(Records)
▶

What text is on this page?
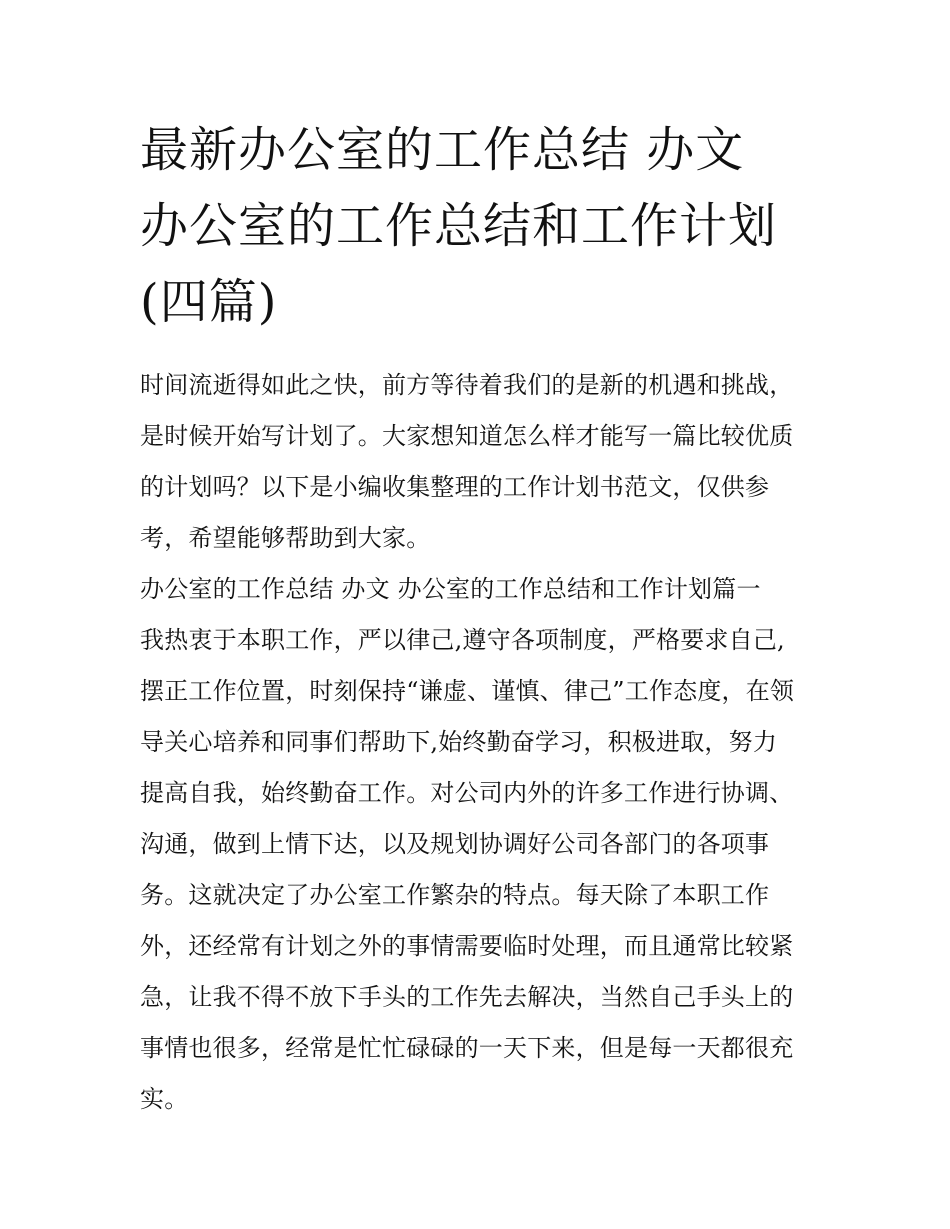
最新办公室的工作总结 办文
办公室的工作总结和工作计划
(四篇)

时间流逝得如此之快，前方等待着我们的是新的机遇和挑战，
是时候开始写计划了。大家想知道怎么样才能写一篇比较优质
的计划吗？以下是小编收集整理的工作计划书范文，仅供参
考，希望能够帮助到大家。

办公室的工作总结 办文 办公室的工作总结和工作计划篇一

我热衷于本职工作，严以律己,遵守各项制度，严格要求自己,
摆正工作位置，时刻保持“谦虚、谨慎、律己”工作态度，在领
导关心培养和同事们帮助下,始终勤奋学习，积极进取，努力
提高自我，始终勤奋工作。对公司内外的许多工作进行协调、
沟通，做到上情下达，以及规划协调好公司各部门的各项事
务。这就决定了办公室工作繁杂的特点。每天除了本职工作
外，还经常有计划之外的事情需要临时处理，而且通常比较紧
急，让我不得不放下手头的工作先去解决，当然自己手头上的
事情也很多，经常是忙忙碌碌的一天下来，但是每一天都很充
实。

◀
▶

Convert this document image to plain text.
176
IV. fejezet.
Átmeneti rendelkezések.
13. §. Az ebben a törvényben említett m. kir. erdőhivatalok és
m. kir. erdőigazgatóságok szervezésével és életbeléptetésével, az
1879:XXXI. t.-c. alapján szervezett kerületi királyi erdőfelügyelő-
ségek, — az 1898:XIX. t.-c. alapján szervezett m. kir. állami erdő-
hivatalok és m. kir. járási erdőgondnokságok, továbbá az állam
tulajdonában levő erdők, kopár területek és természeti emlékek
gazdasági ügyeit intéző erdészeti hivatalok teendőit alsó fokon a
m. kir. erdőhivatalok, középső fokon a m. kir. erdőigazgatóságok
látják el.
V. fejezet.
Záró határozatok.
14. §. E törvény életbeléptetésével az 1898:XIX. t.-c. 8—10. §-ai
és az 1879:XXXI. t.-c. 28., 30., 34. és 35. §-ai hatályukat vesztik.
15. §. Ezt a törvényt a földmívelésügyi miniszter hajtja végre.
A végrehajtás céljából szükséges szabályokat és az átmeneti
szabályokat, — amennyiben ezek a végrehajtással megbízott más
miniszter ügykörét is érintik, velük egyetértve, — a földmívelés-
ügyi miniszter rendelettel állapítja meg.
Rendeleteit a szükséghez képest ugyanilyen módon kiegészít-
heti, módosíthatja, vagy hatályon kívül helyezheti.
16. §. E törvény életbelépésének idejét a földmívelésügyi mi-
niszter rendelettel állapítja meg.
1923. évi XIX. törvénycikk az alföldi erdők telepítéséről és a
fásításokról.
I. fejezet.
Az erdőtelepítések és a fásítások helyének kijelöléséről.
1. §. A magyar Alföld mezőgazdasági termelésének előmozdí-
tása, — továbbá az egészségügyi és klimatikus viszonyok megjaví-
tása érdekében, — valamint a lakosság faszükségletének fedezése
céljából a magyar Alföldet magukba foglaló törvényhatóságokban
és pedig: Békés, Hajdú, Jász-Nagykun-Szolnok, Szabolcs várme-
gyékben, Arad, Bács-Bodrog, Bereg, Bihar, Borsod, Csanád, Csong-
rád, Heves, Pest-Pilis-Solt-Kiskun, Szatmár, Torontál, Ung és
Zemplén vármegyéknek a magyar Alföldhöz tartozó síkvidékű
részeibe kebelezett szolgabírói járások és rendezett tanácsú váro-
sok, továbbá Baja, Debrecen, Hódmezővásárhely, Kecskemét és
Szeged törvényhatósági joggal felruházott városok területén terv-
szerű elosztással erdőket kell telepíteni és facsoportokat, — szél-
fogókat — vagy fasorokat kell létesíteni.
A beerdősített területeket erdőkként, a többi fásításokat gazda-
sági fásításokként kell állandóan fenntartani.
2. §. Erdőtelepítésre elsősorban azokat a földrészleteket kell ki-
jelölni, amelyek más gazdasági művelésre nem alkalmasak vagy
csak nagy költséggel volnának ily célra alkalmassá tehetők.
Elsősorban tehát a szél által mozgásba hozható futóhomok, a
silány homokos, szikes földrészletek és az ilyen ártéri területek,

◀

TASK DESCRIPTION:
State how many lines of the listing above include the word "erdőigazgatóságok". Give nothing but the number.

RESULT OF THIS TASK:
2